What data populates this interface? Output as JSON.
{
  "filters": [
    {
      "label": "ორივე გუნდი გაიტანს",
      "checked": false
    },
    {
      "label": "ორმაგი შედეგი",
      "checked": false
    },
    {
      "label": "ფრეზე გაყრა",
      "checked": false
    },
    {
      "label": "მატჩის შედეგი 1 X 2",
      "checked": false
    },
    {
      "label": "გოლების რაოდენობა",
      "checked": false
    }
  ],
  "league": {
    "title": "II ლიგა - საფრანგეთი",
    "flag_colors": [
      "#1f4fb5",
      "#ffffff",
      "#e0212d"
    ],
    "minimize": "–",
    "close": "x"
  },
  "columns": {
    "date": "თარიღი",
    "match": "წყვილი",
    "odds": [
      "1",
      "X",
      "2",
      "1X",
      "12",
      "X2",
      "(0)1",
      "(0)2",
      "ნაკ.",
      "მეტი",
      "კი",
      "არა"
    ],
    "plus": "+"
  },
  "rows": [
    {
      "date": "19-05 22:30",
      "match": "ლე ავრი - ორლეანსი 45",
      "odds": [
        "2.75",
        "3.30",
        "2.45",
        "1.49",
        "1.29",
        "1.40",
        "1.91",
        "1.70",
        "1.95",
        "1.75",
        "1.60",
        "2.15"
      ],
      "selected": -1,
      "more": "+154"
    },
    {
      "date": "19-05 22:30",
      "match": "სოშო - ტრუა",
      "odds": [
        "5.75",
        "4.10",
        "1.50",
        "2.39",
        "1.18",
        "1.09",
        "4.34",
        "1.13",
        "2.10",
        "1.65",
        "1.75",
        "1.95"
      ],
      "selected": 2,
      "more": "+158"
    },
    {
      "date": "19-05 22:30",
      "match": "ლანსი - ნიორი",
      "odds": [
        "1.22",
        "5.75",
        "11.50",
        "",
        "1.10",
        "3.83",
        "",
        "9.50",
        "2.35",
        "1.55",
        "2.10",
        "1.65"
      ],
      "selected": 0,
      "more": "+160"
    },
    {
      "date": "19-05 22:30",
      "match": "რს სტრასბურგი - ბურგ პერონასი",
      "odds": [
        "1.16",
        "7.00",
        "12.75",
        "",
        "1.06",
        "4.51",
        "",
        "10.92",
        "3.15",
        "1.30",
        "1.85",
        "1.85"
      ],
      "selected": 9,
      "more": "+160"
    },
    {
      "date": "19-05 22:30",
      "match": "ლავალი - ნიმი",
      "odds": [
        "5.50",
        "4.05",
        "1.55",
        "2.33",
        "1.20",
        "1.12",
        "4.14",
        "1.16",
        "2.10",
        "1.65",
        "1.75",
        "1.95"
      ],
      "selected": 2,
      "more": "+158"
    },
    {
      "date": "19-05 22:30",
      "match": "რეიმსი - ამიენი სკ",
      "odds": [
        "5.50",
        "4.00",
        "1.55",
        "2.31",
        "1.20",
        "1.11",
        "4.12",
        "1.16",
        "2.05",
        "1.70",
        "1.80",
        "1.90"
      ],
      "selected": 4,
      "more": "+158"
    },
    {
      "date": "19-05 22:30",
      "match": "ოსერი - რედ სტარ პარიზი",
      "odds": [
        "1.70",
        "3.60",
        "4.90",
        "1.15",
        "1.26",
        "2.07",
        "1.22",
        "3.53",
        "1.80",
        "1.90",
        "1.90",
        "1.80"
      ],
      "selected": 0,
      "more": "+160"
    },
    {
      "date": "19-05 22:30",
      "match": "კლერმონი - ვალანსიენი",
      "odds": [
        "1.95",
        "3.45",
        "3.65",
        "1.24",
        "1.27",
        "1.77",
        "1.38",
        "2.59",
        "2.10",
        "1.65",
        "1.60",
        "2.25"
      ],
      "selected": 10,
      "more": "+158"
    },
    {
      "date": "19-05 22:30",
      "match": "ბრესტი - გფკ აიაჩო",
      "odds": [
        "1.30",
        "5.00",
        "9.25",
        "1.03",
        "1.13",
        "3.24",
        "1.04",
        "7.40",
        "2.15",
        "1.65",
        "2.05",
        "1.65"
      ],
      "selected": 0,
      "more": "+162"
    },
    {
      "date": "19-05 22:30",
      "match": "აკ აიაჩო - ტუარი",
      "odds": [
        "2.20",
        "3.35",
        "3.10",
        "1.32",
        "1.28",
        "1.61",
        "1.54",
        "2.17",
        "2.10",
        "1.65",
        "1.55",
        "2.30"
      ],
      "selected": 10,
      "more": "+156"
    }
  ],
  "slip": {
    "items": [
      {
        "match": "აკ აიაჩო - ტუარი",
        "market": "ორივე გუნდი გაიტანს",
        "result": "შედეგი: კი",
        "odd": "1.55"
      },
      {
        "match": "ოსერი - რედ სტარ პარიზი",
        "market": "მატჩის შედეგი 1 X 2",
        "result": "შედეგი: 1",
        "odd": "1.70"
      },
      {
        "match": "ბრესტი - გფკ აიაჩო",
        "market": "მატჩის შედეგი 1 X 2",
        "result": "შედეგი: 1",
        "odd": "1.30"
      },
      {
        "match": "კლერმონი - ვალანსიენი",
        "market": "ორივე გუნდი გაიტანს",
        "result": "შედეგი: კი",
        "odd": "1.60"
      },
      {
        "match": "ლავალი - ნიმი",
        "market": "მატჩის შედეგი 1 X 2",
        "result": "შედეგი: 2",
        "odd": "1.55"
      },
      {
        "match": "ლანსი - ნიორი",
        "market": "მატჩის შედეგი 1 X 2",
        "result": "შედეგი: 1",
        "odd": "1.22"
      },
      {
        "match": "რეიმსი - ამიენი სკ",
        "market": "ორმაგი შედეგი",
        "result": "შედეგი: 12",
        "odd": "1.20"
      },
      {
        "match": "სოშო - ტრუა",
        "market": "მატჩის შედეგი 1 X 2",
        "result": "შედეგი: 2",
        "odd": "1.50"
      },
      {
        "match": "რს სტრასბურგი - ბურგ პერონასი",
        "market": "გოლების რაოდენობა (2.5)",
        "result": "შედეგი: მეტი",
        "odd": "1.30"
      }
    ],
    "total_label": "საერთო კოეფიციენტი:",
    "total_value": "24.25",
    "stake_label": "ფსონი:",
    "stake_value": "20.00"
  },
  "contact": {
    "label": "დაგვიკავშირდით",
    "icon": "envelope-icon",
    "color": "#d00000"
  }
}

Aim: Print every entry exactly as written.

Result:
What data populates this interface? Output as JSON.
{
  "filters": [
    {
      "label": "ორივე გუნდი გაიტანს",
      "checked": false
    },
    {
      "label": "ორმაგი შედეგი",
      "checked": false
    },
    {
      "label": "ფრეზე გაყრა",
      "checked": false
    },
    {
      "label": "მატჩის შედეგი 1 X 2",
      "checked": false
    },
    {
      "label": "გოლების რაოდენობა",
      "checked": false
    }
  ],
  "league": {
    "title": "II ლიგა - საფრანგეთი",
    "flag_colors": [
      "#1f4fb5",
      "#ffffff",
      "#e0212d"
    ],
    "minimize": "–",
    "close": "x"
  },
  "columns": {
    "date": "თარიღი",
    "match": "წყვილი",
    "odds": [
      "1",
      "X",
      "2",
      "1X",
      "12",
      "X2",
      "(0)1",
      "(0)2",
      "ნაკ.",
      "მეტი",
      "კი",
      "არა"
    ],
    "plus": "+"
  },
  "rows": [
    {
      "date": "19-05 22:30",
      "match": "ლე ავრი - ორლეანსი 45",
      "odds": [
        "2.75",
        "3.30",
        "2.45",
        "1.49",
        "1.29",
        "1.40",
        "1.91",
        "1.70",
        "1.95",
        "1.75",
        "1.60",
        "2.15"
      ],
      "selected": -1,
      "more": "+154"
    },
    {
      "date": "19-05 22:30",
      "match": "სოშო - ტრუა",
      "odds": [
        "5.75",
        "4.10",
        "1.50",
        "2.39",
        "1.18",
        "1.09",
        "4.34",
        "1.13",
        "2.10",
        "1.65",
        "1.75",
        "1.95"
      ],
      "selected": 2,
      "more": "+158"
    },
    {
      "date": "19-05 22:30",
      "match": "ლანსი - ნიორი",
      "odds": [
        "1.22",
        "5.75",
        "11.50",
        "",
        "1.10",
        "3.83",
        "",
        "9.50",
        "2.35",
        "1.55",
        "2.10",
        "1.65"
      ],
      "selected": 0,
      "more": "+160"
    },
    {
      "date": "19-05 22:30",
      "match": "რს სტრასბურგი - ბურგ პერონასი",
      "odds": [
        "1.16",
        "7.00",
        "12.75",
        "",
        "1.06",
        "4.51",
        "",
        "10.92",
        "3.15",
        "1.30",
        "1.85",
        "1.85"
      ],
      "selected": 9,
      "more": "+160"
    },
    {
      "date": "19-05 22:30",
      "match": "ლავალი - ნიმი",
      "odds": [
        "5.50",
        "4.05",
        "1.55",
        "2.33",
        "1.20",
        "1.12",
        "4.14",
        "1.16",
        "2.10",
        "1.65",
        "1.75",
        "1.95"
      ],
      "selected": 2,
      "more": "+158"
    },
    {
      "date": "19-05 22:30",
      "match": "რეიმსი - ამიენი სკ",
      "odds": [
        "5.50",
        "4.00",
        "1.55",
        "2.31",
        "1.20",
        "1.11",
        "4.12",
        "1.16",
        "2.05",
        "1.70",
        "1.80",
        "1.90"
      ],
      "selected": 4,
      "more": "+158"
    },
    {
      "date": "19-05 22:30",
      "match": "ოსერი - რედ სტარ პარიზი",
      "odds": [
        "1.70",
        "3.60",
        "4.90",
        "1.15",
        "1.26",
        "2.07",
        "1.22",
        "3.53",
        "1.80",
        "1.90",
        "1.90",
        "1.80"
      ],
      "selected": 0,
      "more": "+160"
    },
    {
      "date": "19-05 22:30",
      "match": "კლერმონი - ვალანსიენი",
      "odds": [
        "1.95",
        "3.45",
        "3.65",
        "1.24",
        "1.27",
        "1.77",
        "1.38",
        "2.59",
        "2.10",
        "1.65",
        "1.60",
        "2.25"
      ],
      "selected": 10,
      "more": "+158"
    },
    {
      "date": "19-05 22:30",
      "match": "ბრესტი - გფკ აიაჩო",
      "odds": [
        "1.30",
        "5.00",
        "9.25",
        "1.03",
        "1.13",
        "3.24",
        "1.04",
        "7.40",
        "2.15",
        "1.65",
        "2.05",
        "1.65"
      ],
      "selected": 0,
      "more": "+162"
    },
    {
      "date": "19-05 22:30",
      "match": "აკ აიაჩო - ტუარი",
      "odds": [
        "2.20",
        "3.35",
        "3.10",
        "1.32",
        "1.28",
        "1.61",
        "1.54",
        "2.17",
        "2.10",
        "1.65",
        "1.55",
        "2.30"
      ],
      "selected": 10,
      "more": "+156"
    }
  ],
  "slip": {
    "items": [
      {
        "match": "აკ აიაჩო - ტუარი",
        "market": "ორივე გუნდი გაიტანს",
        "result": "შედეგი: კი",
        "odd": "1.55"
      },
      {
        "match": "ოსერი - რედ სტარ პარიზი",
        "market": "მატჩის შედეგი 1 X 2",
        "result": "შედეგი: 1",
        "odd": "1.70"
      },
      {
        "match": "ბრესტი - გფკ აიაჩო",
        "market": "მატჩის შედეგი 1 X 2",
        "result": "შედეგი: 1",
        "odd": "1.30"
      },
      {
        "match": "კლერმონი - ვალანსიენი",
        "market": "ორივე გუნდი გაიტანს",
        "result": "შედეგი: კი",
        "odd": "1.60"
      },
      {
        "match": "ლავალი - ნიმი",
        "market": "მატჩის შედეგი 1 X 2",
        "result": "შედეგი: 2",
        "odd": "1.55"
      },
      {
        "match": "ლანსი - ნიორი",
        "market": "მატჩის შედეგი 1 X 2",
        "result": "შედეგი: 1",
        "odd": "1.22"
      },
      {
        "match": "რეიმსი - ამიენი სკ",
        "market": "ორმაგი შედეგი",
        "result": "შედეგი: 12",
        "odd": "1.20"
      },
      {
        "match": "სოშო - ტრუა",
        "market": "მატჩის შედეგი 1 X 2",
        "result": "შედეგი: 2",
        "odd": "1.50"
      },
      {
        "match": "რს სტრასბურგი - ბურგ პერონასი",
        "market": "გოლების რაოდენობა (2.5)",
        "result": "შედეგი: მეტი",
        "odd": "1.30"
      }
    ],
    "total_label": "საერთო კოეფიციენტი:",
    "total_value": "24.25",
    "stake_label": "ფსონი:",
    "stake_value": "20.00"
  },
  "contact": {
    "label": "დაგვიკავშირდით",
    "icon": "envelope-icon",
    "color": "#d00000"
  }
}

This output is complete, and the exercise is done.